Exercise:
Print the whole listing exactly.

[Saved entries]
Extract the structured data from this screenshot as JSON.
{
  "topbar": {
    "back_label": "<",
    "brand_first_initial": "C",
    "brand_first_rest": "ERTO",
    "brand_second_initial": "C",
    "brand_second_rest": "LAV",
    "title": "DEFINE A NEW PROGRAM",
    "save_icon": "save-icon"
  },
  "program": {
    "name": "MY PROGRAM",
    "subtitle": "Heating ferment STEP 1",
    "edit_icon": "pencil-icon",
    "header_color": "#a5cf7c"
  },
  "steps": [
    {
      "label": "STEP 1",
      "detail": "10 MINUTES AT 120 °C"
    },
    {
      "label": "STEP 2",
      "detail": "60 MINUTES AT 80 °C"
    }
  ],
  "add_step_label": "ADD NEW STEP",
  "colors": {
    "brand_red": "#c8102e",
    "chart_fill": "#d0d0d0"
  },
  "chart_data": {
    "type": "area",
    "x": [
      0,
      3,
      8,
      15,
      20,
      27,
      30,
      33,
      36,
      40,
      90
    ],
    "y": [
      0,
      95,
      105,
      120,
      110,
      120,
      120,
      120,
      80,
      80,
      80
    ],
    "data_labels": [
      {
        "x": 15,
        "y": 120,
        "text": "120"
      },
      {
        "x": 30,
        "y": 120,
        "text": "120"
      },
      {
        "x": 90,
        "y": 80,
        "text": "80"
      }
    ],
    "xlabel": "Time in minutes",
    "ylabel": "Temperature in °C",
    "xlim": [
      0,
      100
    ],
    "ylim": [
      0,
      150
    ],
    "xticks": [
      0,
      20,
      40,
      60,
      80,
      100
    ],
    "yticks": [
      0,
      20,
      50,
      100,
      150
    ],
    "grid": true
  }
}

Response:
Extract the structured data from this screenshot as JSON.
{
  "topbar": {
    "back_label": "<",
    "brand_first_initial": "C",
    "brand_first_rest": "ERTO",
    "brand_second_initial": "C",
    "brand_second_rest": "LAV",
    "title": "DEFINE A NEW PROGRAM",
    "save_icon": "save-icon"
  },
  "program": {
    "name": "MY PROGRAM",
    "subtitle": "Heating ferment STEP 1",
    "edit_icon": "pencil-icon",
    "header_color": "#a5cf7c"
  },
  "steps": [
    {
      "label": "STEP 1",
      "detail": "10 MINUTES AT 120 °C"
    },
    {
      "label": "STEP 2",
      "detail": "60 MINUTES AT 80 °C"
    }
  ],
  "add_step_label": "ADD NEW STEP",
  "colors": {
    "brand_red": "#c8102e",
    "chart_fill": "#d0d0d0"
  },
  "chart_data": {
    "type": "area",
    "x": [
      0,
      3,
      8,
      15,
      20,
      27,
      30,
      33,
      36,
      40,
      90
    ],
    "y": [
      0,
      95,
      105,
      120,
      110,
      120,
      120,
      120,
      80,
      80,
      80
    ],
    "data_labels": [
      {
        "x": 15,
        "y": 120,
        "text": "120"
      },
      {
        "x": 30,
        "y": 120,
        "text": "120"
      },
      {
        "x": 90,
        "y": 80,
        "text": "80"
      }
    ],
    "xlabel": "Time in minutes",
    "ylabel": "Temperature in °C",
    "xlim": [
      0,
      100
    ],
    "ylim": [
      0,
      150
    ],
    "xticks": [
      0,
      20,
      40,
      60,
      80,
      100
    ],
    "yticks": [
      0,
      20,
      50,
      100,
      150
    ],
    "grid": true
  }
}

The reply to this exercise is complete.